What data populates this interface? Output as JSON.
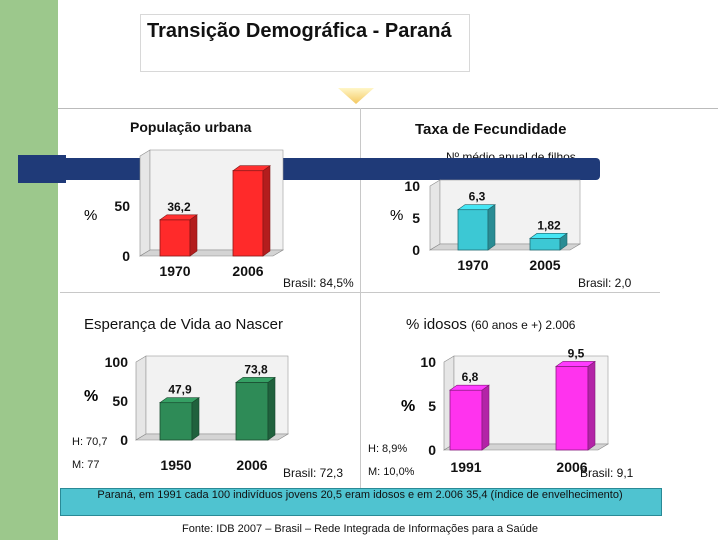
{
  "title": "Transição Demográfica - Paraná",
  "unit_percent": "%",
  "panels": {
    "urban": {
      "title": "População urbana",
      "faded_labels": [
        "",
        ""
      ],
      "brazil": "Brasil: 84,5%"
    },
    "fertility": {
      "title": "Taxa de Fecundidade",
      "subtitle": "Nº médio anual de filhos",
      "brazil": "Brasil: 2,0"
    },
    "life": {
      "title": "Esperança de Vida ao Nascer",
      "h": "H: 70,7",
      "m": "M: 77",
      "brazil": "Brasil: 72,3"
    },
    "elderly": {
      "title_main": "% idosos",
      "title_small": "(60 anos e +) 2.006",
      "h": "H: 8,9%",
      "m": "M: 10,0%",
      "brazil": "Brasil: 9,1"
    }
  },
  "footnote": "Paraná, em 1991 cada 100 indivíduos jovens 20,5 eram idosos e em 2.006 35,4 (índice de envelhecimento)",
  "source": "Fonte: IDB 2007 – Brasil – Rede Integrada de Informações para a Saúde",
  "chart_data": [
    {
      "type": "bar",
      "title": "População urbana",
      "ylabel": "%",
      "categories": [
        "1970",
        "2006"
      ],
      "values": [
        36.2,
        85.3
      ],
      "value_labels": [
        "36,2",
        ""
      ],
      "yticks": [
        "0",
        "50"
      ],
      "ylim": [
        0,
        100
      ],
      "colors": [
        "#ff2a2a",
        "#ff2a2a"
      ]
    },
    {
      "type": "bar",
      "title": "Taxa de Fecundidade",
      "ylabel": "%",
      "categories": [
        "1970",
        "2005"
      ],
      "values": [
        6.3,
        1.82
      ],
      "value_labels": [
        "6,3",
        "1,82"
      ],
      "yticks": [
        "0",
        "5",
        "10"
      ],
      "ylim": [
        0,
        10
      ],
      "colors": [
        "#3cc8d4",
        "#3cc8d4"
      ]
    },
    {
      "type": "bar",
      "title": "Esperança de Vida ao Nascer",
      "ylabel": "%",
      "categories": [
        "1950",
        "2006"
      ],
      "values": [
        47.9,
        73.8
      ],
      "value_labels": [
        "47,9",
        "73,8"
      ],
      "yticks": [
        "0",
        "50",
        "100"
      ],
      "ylim": [
        0,
        100
      ],
      "colors": [
        "#2e8b57",
        "#2e8b57"
      ]
    },
    {
      "type": "bar",
      "title": "% idosos (60 anos e +) 2.006",
      "ylabel": "%",
      "categories": [
        "1991",
        "2006"
      ],
      "values": [
        6.8,
        9.5
      ],
      "value_labels": [
        "6,8",
        "9,5"
      ],
      "yticks": [
        "0",
        "5",
        "10"
      ],
      "ylim": [
        0,
        10
      ],
      "colors": [
        "#ff33ee",
        "#ff33ee"
      ]
    }
  ]
}
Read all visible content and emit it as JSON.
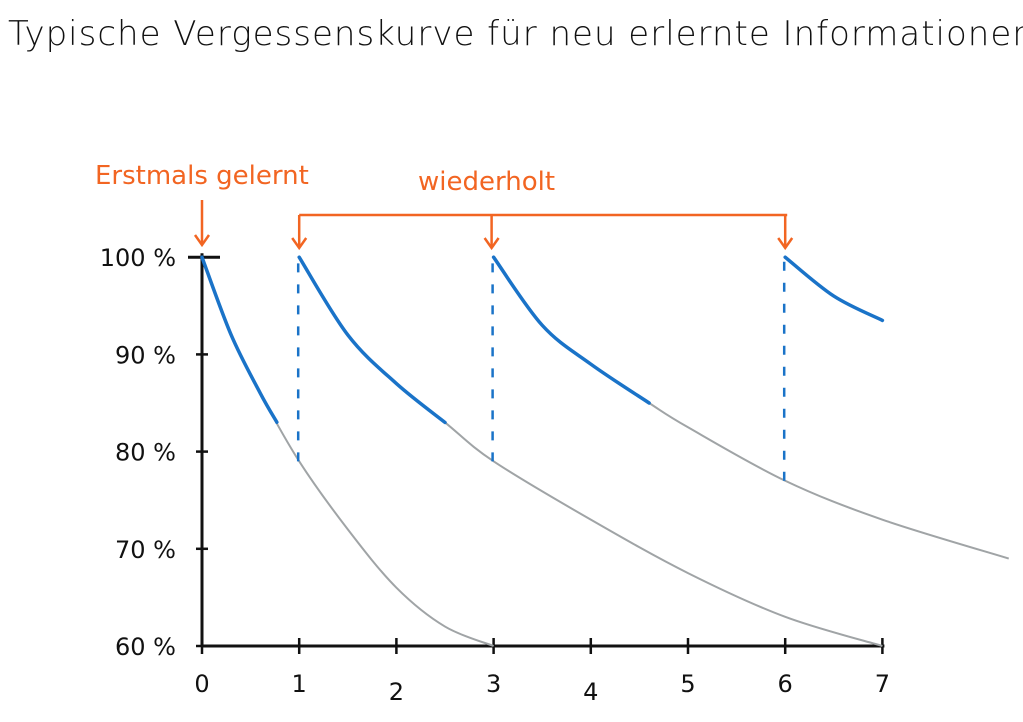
{
  "chart_data": {
    "type": "line",
    "title": "Typische Vergessenskurve für neu erlernte Informationen",
    "xlabel": "",
    "ylabel": "",
    "x_ticks": [
      "0",
      "1",
      "2",
      "3",
      "4",
      "5",
      "6",
      "7"
    ],
    "y_ticks": [
      "60 %",
      "70 %",
      "80 %",
      "90 %",
      "100 %"
    ],
    "xlim": [
      0,
      8.3
    ],
    "ylim": [
      60,
      100
    ],
    "grid": false,
    "colors": {
      "curve": "#a0a4a6",
      "retained": "#1a73c8",
      "annotation": "#f26522",
      "axis": "#111111"
    },
    "series": [
      {
        "name": "curve-1",
        "points": [
          [
            0,
            100
          ],
          [
            0.3,
            92
          ],
          [
            0.6,
            86
          ],
          [
            1,
            79
          ],
          [
            1.5,
            72
          ],
          [
            2,
            66
          ],
          [
            2.5,
            62
          ],
          [
            3,
            60
          ]
        ],
        "highlight_until": 0.77
      },
      {
        "name": "curve-2",
        "points": [
          [
            1,
            100
          ],
          [
            1.5,
            92
          ],
          [
            2,
            87
          ],
          [
            2.5,
            83
          ],
          [
            3,
            79
          ],
          [
            4,
            73
          ],
          [
            5,
            67.5
          ],
          [
            6,
            63
          ],
          [
            7,
            60
          ]
        ],
        "highlight_until": 2.5
      },
      {
        "name": "curve-3",
        "points": [
          [
            3,
            100
          ],
          [
            3.5,
            93
          ],
          [
            4,
            89
          ],
          [
            4.6,
            85
          ],
          [
            5,
            82.5
          ],
          [
            6,
            77
          ],
          [
            7,
            73
          ],
          [
            8.3,
            69
          ]
        ],
        "highlight_until": 4.6
      },
      {
        "name": "curve-4",
        "points": [
          [
            6,
            100
          ],
          [
            6.5,
            96
          ],
          [
            7,
            93.5
          ]
        ],
        "highlight_until": 7
      }
    ],
    "repetitions": [
      1,
      3,
      6
    ],
    "annotations": {
      "first_learned": {
        "label": "Erstmals gelernt",
        "x": 0
      },
      "repeated": {
        "label": "wiederholt",
        "x": [
          1,
          3,
          6
        ]
      }
    }
  }
}
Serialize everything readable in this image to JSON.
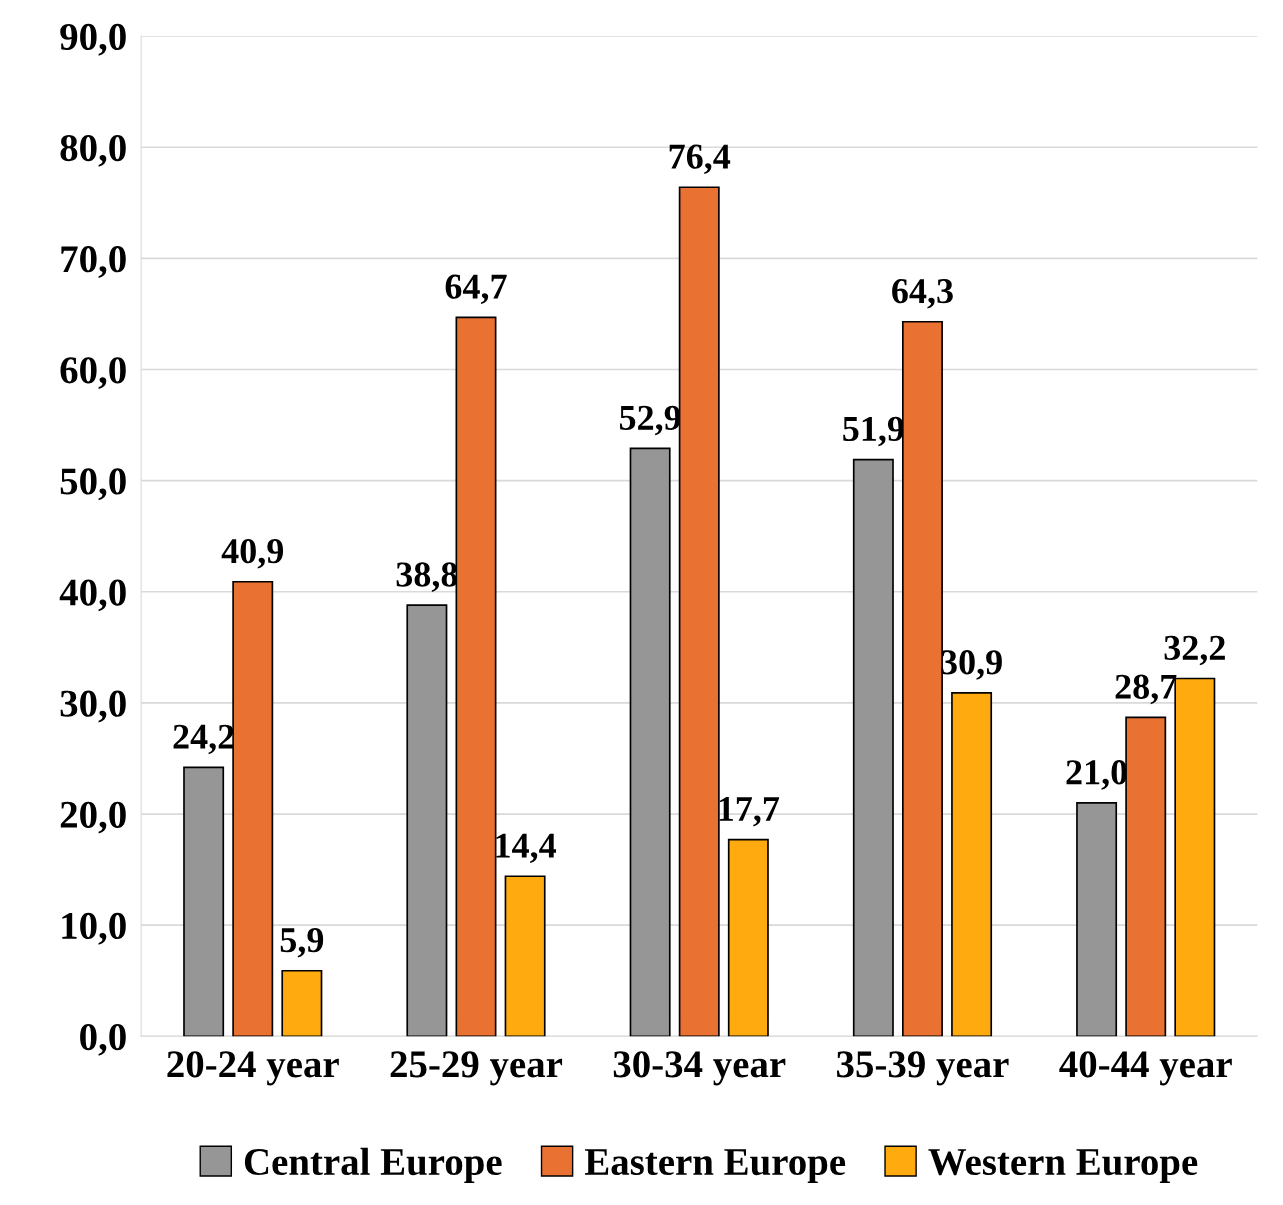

--------------------------------------------------

Repeat the listing verbatim. Skip the pictures.

Response to this task:
What data populates this interface? Output as JSON.
{
  "title": "Transição Demográfica - Paraná",
  "unit_percent": "%",
  "panels": {
    "urban": {
      "title": "População urbana",
      "faded_labels": [
        "",
        ""
      ],
      "brazil": "Brasil: 84,5%"
    },
    "fertility": {
      "title": "Taxa de Fecundidade",
      "subtitle": "Nº médio anual de filhos",
      "brazil": "Brasil: 2,0"
    },
    "life": {
      "title": "Esperança de Vida ao Nascer",
      "h": "H: 70,7",
      "m": "M: 77",
      "brazil": "Brasil: 72,3"
    },
    "elderly": {
      "title_main": "% idosos",
      "title_small": "(60 anos e +) 2.006",
      "h": "H: 8,9%",
      "m": "M: 10,0%",
      "brazil": "Brasil: 9,1"
    }
  },
  "footnote": "Paraná, em 1991 cada 100 indivíduos jovens 20,5 eram idosos e em 2.006 35,4 (índice de envelhecimento)",
  "source": "Fonte: IDB 2007 – Brasil – Rede Integrada de Informações para a Saúde",
  "chart_data": [
    {
      "type": "bar",
      "title": "População urbana",
      "ylabel": "%",
      "categories": [
        "1970",
        "2006"
      ],
      "values": [
        36.2,
        85.3
      ],
      "value_labels": [
        "36,2",
        ""
      ],
      "yticks": [
        "0",
        "50"
      ],
      "ylim": [
        0,
        100
      ],
      "colors": [
        "#ff2a2a",
        "#ff2a2a"
      ]
    },
    {
      "type": "bar",
      "title": "Taxa de Fecundidade",
      "ylabel": "%",
      "categories": [
        "1970",
        "2005"
      ],
      "values": [
        6.3,
        1.82
      ],
      "value_labels": [
        "6,3",
        "1,82"
      ],
      "yticks": [
        "0",
        "5",
        "10"
      ],
      "ylim": [
        0,
        10
      ],
      "colors": [
        "#3cc8d4",
        "#3cc8d4"
      ]
    },
    {
      "type": "bar",
      "title": "Esperança de Vida ao Nascer",
      "ylabel": "%",
      "categories": [
        "1950",
        "2006"
      ],
      "values": [
        47.9,
        73.8
      ],
      "value_labels": [
        "47,9",
        "73,8"
      ],
      "yticks": [
        "0",
        "50",
        "100"
      ],
      "ylim": [
        0,
        100
      ],
      "colors": [
        "#2e8b57",
        "#2e8b57"
      ]
    },
    {
      "type": "bar",
      "title": "% idosos (60 anos e +) 2.006",
      "ylabel": "%",
      "categories": [
        "1991",
        "2006"
      ],
      "values": [
        6.8,
        9.5
      ],
      "value_labels": [
        "6,8",
        "9,5"
      ],
      "yticks": [
        "0",
        "5",
        "10"
      ],
      "ylim": [
        0,
        10
      ],
      "colors": [
        "#ff33ee",
        "#ff33ee"
      ]
    }
  ]
}
Read all visible content and emit it as JSON.
{
  "chart_data": {
    "type": "line",
    "title": "Typische Vergessenskurve für neu erlernte Informationen",
    "xlabel": "",
    "ylabel": "",
    "x_ticks": [
      "0",
      "1",
      "2",
      "3",
      "4",
      "5",
      "6",
      "7"
    ],
    "y_ticks": [
      "60 %",
      "70 %",
      "80 %",
      "90 %",
      "100 %"
    ],
    "xlim": [
      0,
      8.3
    ],
    "ylim": [
      60,
      100
    ],
    "grid": false,
    "colors": {
      "curve": "#a0a4a6",
      "retained": "#1a73c8",
      "annotation": "#f26522",
      "axis": "#111111"
    },
    "series": [
      {
        "name": "curve-1",
        "points": [
          [
            0,
            100
          ],
          [
            0.3,
            92
          ],
          [
            0.6,
            86
          ],
          [
            1,
            79
          ],
          [
            1.5,
            72
          ],
          [
            2,
            66
          ],
          [
            2.5,
            62
          ],
          [
            3,
            60
          ]
        ],
        "highlight_until": 0.77
      },
      {
        "name": "curve-2",
        "points": [
          [
            1,
            100
          ],
          [
            1.5,
            92
          ],
          [
            2,
            87
          ],
          [
            2.5,
            83
          ],
          [
            3,
            79
          ],
          [
            4,
            73
          ],
          [
            5,
            67.5
          ],
          [
            6,
            63
          ],
          [
            7,
            60
          ]
        ],
        "highlight_until": 2.5
      },
      {
        "name": "curve-3",
        "points": [
          [
            3,
            100
          ],
          [
            3.5,
            93
          ],
          [
            4,
            89
          ],
          [
            4.6,
            85
          ],
          [
            5,
            82.5
          ],
          [
            6,
            77
          ],
          [
            7,
            73
          ],
          [
            8.3,
            69
          ]
        ],
        "highlight_until": 4.6
      },
      {
        "name": "curve-4",
        "points": [
          [
            6,
            100
          ],
          [
            6.5,
            96
          ],
          [
            7,
            93.5
          ]
        ],
        "highlight_until": 7
      }
    ],
    "repetitions": [
      1,
      3,
      6
    ],
    "annotations": {
      "first_learned": {
        "label": "Erstmals gelernt",
        "x": 0
      },
      "repeated": {
        "label": "wiederholt",
        "x": [
          1,
          3,
          6
        ]
      }
    }
  }
}
Serialize everything readable in this image to JSON.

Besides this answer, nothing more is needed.